YOUR OBJECTIVE
Going through the material below, please gather all lines with the word "xlabel" in them.
:: PROVIDED DATA ::
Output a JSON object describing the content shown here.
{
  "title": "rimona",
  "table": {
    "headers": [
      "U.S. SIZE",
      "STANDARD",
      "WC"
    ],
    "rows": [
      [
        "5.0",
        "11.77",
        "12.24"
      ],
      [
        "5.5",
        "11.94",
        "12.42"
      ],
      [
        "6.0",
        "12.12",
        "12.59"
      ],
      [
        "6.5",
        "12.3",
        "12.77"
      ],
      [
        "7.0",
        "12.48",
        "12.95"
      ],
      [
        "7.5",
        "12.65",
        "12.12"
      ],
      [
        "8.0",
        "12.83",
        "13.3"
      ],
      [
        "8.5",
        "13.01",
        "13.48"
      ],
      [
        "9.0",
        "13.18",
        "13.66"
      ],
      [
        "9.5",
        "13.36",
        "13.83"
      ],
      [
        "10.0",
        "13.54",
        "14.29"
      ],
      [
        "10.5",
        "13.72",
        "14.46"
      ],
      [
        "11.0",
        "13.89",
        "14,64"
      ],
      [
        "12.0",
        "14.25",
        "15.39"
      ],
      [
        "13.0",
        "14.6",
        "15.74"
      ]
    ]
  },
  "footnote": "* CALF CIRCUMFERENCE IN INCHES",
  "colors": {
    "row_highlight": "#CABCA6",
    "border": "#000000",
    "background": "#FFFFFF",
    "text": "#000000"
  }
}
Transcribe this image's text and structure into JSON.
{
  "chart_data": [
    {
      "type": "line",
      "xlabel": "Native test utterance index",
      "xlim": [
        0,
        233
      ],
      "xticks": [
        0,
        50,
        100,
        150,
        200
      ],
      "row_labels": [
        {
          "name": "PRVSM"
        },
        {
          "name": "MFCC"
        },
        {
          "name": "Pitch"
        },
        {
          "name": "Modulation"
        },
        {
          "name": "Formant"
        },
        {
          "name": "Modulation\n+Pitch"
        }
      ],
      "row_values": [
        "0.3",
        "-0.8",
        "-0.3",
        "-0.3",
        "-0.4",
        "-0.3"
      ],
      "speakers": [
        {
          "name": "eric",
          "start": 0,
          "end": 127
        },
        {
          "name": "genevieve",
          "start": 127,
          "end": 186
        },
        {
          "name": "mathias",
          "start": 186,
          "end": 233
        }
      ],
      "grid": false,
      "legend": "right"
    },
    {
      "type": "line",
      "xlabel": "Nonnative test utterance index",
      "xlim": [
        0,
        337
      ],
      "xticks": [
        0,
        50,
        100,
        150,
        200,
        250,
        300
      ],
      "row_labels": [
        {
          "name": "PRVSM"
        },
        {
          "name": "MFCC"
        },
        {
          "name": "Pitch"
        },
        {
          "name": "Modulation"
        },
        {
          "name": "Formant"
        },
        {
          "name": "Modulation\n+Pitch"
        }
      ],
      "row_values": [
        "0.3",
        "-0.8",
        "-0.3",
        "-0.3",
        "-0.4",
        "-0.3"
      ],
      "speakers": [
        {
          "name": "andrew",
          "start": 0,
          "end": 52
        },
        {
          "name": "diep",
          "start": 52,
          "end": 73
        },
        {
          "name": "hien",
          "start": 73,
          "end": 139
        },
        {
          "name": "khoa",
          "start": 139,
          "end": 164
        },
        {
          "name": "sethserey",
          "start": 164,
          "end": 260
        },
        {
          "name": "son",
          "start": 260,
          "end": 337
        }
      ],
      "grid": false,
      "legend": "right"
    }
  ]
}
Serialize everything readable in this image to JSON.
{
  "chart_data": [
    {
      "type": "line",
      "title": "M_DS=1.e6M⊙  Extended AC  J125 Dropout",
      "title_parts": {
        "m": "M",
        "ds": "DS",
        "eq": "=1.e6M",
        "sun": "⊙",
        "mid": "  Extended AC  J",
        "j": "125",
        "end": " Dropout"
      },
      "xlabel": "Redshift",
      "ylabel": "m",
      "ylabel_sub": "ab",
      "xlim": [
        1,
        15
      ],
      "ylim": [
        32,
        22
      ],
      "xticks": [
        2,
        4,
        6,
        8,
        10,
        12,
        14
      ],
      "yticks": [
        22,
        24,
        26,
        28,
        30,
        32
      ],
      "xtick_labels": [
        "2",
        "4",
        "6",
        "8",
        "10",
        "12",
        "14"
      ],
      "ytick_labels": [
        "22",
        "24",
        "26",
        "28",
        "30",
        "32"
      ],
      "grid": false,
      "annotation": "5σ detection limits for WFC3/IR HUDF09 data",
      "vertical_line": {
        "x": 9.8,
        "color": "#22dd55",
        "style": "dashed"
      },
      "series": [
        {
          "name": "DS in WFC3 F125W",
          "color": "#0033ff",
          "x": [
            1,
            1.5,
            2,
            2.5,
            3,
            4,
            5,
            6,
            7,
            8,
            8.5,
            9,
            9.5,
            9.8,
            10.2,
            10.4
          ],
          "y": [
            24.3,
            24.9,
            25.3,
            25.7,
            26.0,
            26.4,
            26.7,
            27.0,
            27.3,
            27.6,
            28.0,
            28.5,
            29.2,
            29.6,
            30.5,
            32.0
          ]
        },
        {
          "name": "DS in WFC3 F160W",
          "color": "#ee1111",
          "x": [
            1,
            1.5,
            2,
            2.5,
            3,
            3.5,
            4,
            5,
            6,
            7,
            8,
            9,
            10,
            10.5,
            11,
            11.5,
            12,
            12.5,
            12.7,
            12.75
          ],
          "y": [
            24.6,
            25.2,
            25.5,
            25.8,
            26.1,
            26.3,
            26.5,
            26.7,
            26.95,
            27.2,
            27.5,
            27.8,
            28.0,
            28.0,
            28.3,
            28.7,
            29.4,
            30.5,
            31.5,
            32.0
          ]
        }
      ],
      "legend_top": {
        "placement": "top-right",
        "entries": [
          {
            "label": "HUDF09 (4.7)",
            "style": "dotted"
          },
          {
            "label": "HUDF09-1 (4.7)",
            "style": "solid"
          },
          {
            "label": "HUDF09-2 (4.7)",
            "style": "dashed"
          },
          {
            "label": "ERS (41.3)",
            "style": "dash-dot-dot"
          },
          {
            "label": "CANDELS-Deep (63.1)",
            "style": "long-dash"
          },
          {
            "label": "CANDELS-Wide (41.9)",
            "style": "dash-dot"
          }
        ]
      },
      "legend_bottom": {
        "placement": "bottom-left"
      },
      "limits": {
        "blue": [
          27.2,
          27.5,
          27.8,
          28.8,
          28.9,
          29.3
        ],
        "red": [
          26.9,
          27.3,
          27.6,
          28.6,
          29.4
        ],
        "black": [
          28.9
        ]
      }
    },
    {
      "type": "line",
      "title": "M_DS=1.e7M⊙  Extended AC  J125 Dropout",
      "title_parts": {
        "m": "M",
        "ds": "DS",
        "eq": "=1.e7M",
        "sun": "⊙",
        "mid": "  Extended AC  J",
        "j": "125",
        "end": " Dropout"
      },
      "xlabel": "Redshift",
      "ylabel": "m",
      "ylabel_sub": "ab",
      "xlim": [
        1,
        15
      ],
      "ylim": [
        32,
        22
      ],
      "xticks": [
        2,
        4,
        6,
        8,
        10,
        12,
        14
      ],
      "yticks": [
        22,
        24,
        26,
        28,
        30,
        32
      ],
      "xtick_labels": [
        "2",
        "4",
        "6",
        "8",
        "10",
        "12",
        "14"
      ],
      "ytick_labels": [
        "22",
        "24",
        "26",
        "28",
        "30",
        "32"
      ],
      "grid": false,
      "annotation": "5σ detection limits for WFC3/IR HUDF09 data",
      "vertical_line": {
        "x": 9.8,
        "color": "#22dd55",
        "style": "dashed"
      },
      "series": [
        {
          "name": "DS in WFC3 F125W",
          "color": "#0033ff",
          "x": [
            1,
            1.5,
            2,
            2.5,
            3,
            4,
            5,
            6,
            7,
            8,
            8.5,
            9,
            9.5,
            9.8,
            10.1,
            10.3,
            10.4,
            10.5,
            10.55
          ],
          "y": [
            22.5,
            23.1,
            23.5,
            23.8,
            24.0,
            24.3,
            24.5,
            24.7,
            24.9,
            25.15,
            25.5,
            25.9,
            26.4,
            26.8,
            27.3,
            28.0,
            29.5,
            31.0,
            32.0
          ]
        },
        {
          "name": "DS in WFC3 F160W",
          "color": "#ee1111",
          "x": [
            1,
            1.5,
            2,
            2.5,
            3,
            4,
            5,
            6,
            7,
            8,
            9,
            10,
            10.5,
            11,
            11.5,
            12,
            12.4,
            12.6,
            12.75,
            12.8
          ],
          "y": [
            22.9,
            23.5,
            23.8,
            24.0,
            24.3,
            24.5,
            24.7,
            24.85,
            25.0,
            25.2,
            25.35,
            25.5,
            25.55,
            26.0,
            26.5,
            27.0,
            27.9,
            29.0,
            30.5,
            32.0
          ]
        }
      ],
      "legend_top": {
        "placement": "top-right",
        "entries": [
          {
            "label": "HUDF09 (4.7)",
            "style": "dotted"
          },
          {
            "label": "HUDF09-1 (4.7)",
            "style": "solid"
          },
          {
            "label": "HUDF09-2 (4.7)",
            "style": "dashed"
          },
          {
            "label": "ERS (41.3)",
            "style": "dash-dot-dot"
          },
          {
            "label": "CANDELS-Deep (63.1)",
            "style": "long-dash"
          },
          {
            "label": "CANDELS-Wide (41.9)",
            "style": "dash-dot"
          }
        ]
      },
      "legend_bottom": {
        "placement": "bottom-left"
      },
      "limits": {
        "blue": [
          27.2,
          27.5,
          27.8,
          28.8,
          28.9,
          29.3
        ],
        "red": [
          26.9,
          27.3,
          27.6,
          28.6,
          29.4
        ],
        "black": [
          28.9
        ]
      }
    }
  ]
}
:::
RESPONSE BELOW
      "xlabel": "Native test utterance index",
      "xlabel": "Nonnative test utterance index",
      "xlabel": "Redshift",
      "xlabel": "Redshift",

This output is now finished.